#### DO THIS:
Each line that follows should be printed again exactly as it stands.

#### LISTED RECORDS:
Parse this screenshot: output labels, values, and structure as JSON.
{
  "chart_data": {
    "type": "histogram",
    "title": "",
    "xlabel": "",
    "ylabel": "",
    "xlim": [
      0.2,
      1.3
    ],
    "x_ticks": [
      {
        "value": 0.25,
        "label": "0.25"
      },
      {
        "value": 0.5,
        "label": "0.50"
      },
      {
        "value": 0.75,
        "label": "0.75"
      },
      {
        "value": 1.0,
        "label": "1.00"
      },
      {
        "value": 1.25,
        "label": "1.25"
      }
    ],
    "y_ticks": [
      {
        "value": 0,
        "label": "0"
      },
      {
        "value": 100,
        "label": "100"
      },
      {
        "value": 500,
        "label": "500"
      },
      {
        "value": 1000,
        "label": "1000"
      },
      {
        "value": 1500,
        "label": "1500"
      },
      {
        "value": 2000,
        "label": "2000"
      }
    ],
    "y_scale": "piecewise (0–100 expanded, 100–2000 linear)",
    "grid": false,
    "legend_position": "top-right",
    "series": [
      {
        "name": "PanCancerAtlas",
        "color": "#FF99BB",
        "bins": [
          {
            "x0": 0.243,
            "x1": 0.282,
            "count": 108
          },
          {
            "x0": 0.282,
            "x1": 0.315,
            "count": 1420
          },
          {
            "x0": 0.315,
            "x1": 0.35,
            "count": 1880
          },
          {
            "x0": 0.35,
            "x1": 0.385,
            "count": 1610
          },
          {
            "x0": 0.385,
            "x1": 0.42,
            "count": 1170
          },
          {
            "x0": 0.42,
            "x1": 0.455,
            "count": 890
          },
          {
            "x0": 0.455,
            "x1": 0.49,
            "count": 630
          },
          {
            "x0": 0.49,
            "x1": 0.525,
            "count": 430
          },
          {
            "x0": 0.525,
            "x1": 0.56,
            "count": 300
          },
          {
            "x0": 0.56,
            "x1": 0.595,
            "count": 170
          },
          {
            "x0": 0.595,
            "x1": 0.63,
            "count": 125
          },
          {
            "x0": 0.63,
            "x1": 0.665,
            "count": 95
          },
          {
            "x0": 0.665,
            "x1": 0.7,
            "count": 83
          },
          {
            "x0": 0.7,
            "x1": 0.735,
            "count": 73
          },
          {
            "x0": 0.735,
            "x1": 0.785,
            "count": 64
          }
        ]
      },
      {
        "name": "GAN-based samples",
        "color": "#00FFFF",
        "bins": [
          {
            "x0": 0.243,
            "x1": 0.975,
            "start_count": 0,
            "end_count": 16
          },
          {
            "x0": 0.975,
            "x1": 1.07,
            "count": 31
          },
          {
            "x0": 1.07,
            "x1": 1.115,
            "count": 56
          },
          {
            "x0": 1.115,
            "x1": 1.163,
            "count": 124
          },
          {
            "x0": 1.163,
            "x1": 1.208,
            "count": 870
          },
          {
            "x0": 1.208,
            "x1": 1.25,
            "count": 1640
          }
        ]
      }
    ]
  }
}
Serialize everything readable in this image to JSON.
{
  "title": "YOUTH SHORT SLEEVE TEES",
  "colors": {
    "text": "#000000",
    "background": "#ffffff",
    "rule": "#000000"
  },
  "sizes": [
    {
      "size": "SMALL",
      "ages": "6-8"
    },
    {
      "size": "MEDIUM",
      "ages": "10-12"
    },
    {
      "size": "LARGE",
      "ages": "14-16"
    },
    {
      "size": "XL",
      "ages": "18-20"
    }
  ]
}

#### ANSWER FOR THE TASK:
Parse this screenshot: output labels, values, and structure as JSON.
{
  "chart_data": {
    "type": "histogram",
    "title": "",
    "xlabel": "",
    "ylabel": "",
    "xlim": [
      0.2,
      1.3
    ],
    "x_ticks": [
      {
        "value": 0.25,
        "label": "0.25"
      },
      {
        "value": 0.5,
        "label": "0.50"
      },
      {
        "value": 0.75,
        "label": "0.75"
      },
      {
        "value": 1.0,
        "label": "1.00"
      },
      {
        "value": 1.25,
        "label": "1.25"
      }
    ],
    "y_ticks": [
      {
        "value": 0,
        "label": "0"
      },
      {
        "value": 100,
        "label": "100"
      },
      {
        "value": 500,
        "label": "500"
      },
      {
        "value": 1000,
        "label": "1000"
      },
      {
        "value": 1500,
        "label": "1500"
      },
      {
        "value": 2000,
        "label": "2000"
      }
    ],
    "y_scale": "piecewise (0–100 expanded, 100–2000 linear)",
    "grid": false,
    "legend_position": "top-right",
    "series": [
      {
        "name": "PanCancerAtlas",
        "color": "#FF99BB",
        "bins": [
          {
            "x0": 0.243,
            "x1": 0.282,
            "count": 108
          },
          {
            "x0": 0.282,
            "x1": 0.315,
            "count": 1420
          },
          {
            "x0": 0.315,
            "x1": 0.35,
            "count": 1880
          },
          {
            "x0": 0.35,
            "x1": 0.385,
            "count": 1610
          },
          {
            "x0": 0.385,
            "x1": 0.42,
            "count": 1170
          },
          {
            "x0": 0.42,
            "x1": 0.455,
            "count": 890
          },
          {
            "x0": 0.455,
            "x1": 0.49,
            "count": 630
          },
          {
            "x0": 0.49,
            "x1": 0.525,
            "count": 430
          },
          {
            "x0": 0.525,
            "x1": 0.56,
            "count": 300
          },
          {
            "x0": 0.56,
            "x1": 0.595,
            "count": 170
          },
          {
            "x0": 0.595,
            "x1": 0.63,
            "count": 125
          },
          {
            "x0": 0.63,
            "x1": 0.665,
            "count": 95
          },
          {
            "x0": 0.665,
            "x1": 0.7,
            "count": 83
          },
          {
            "x0": 0.7,
            "x1": 0.735,
            "count": 73
          },
          {
            "x0": 0.735,
            "x1": 0.785,
            "count": 64
          }
        ]
      },
      {
        "name": "GAN-based samples",
        "color": "#00FFFF",
        "bins": [
          {
            "x0": 0.243,
            "x1": 0.975,
            "start_count": 0,
            "end_count": 16
          },
          {
            "x0": 0.975,
            "x1": 1.07,
            "count": 31
          },
          {
            "x0": 1.07,
            "x1": 1.115,
            "count": 56
          },
          {
            "x0": 1.115,
            "x1": 1.163,
            "count": 124
          },
          {
            "x0": 1.163,
            "x1": 1.208,
            "count": 870
          },
          {
            "x0": 1.208,
            "x1": 1.25,
            "count": 1640
          }
        ]
      }
    ]
  }
}
Serialize everything readable in this image to JSON.
{
  "title": "YOUTH SHORT SLEEVE TEES",
  "colors": {
    "text": "#000000",
    "background": "#ffffff",
    "rule": "#000000"
  },
  "sizes": [
    {
      "size": "SMALL",
      "ages": "6-8"
    },
    {
      "size": "MEDIUM",
      "ages": "10-12"
    },
    {
      "size": "LARGE",
      "ages": "14-16"
    },
    {
      "size": "XL",
      "ages": "18-20"
    }
  ]
}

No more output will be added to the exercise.